--- BEGIN Data lines ---

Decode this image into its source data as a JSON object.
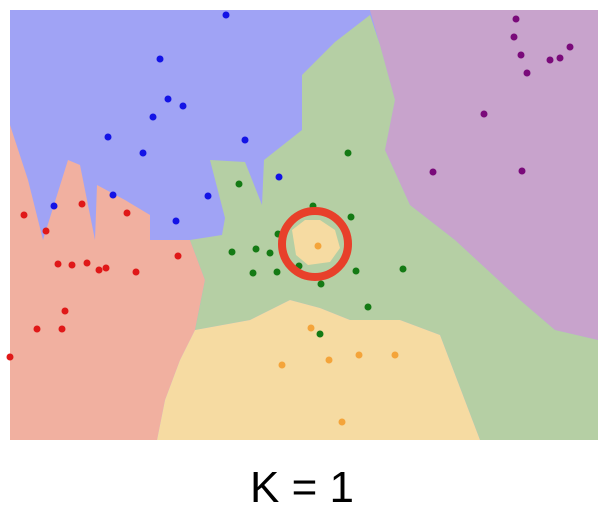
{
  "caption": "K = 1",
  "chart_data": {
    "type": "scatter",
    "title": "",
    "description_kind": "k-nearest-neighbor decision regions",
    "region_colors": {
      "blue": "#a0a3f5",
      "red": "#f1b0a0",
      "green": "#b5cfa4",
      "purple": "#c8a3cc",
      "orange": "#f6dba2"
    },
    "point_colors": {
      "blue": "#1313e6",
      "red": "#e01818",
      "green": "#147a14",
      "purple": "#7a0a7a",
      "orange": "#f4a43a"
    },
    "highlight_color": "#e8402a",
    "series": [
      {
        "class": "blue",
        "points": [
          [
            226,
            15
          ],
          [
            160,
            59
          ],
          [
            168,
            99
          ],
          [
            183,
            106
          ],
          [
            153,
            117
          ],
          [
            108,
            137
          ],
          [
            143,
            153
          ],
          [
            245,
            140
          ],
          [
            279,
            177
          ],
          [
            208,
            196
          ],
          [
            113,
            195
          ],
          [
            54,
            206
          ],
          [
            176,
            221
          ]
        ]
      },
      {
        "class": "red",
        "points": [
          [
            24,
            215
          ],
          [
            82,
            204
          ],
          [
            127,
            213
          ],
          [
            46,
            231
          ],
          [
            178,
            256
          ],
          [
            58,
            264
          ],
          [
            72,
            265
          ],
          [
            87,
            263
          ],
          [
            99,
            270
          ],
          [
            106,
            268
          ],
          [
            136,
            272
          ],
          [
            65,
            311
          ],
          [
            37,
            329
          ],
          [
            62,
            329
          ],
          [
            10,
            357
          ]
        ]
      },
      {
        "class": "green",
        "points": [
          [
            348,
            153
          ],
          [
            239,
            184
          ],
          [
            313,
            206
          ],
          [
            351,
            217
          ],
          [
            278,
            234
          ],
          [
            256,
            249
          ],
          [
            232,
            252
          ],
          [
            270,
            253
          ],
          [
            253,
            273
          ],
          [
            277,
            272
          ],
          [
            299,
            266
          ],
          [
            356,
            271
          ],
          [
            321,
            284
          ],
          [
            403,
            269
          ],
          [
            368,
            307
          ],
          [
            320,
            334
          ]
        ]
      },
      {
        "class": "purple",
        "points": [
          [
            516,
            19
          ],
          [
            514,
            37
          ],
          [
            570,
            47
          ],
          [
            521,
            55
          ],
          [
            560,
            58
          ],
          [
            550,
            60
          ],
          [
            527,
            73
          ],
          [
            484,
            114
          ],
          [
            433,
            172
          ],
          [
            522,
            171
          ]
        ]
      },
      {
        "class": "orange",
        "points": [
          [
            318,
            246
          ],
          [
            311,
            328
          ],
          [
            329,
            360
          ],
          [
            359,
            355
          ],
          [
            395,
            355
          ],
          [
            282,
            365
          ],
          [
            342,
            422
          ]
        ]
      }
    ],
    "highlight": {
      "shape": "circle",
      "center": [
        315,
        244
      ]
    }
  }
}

--- END Data lines ---
--- BEGIN Data lines ---

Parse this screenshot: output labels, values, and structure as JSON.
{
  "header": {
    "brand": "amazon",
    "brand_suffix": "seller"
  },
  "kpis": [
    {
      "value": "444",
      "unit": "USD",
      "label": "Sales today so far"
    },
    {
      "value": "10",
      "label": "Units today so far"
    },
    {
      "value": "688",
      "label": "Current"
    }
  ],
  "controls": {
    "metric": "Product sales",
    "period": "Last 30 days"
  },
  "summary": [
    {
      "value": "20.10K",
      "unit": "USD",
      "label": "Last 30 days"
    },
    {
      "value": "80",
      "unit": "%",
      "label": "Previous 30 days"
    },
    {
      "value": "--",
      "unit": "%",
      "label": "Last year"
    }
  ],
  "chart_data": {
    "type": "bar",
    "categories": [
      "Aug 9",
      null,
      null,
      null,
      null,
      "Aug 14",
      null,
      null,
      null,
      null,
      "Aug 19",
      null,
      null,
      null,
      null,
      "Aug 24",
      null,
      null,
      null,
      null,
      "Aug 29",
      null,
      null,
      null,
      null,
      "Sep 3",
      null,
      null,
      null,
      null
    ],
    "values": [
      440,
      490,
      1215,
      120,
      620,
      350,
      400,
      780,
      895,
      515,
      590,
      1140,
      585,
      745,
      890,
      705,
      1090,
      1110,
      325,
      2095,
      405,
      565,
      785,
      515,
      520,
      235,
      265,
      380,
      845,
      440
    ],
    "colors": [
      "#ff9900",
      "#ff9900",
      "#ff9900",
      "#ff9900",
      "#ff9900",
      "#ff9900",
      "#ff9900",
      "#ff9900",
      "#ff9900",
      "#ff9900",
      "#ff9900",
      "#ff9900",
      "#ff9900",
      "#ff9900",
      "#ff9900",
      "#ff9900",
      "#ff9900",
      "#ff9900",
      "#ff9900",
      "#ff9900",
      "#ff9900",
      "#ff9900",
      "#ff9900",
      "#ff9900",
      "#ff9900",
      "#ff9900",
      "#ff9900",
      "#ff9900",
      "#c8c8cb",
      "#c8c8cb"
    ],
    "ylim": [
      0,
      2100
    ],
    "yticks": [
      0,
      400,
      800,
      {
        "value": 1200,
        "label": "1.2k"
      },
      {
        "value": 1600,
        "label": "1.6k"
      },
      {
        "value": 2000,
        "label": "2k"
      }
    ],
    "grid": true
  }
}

--- END Data lines ---

▶ **Work to be completed**
For the material, find the number of lines holding the word "orange" and give that figure and nothing more.

▶ **Solution to this exercise**
3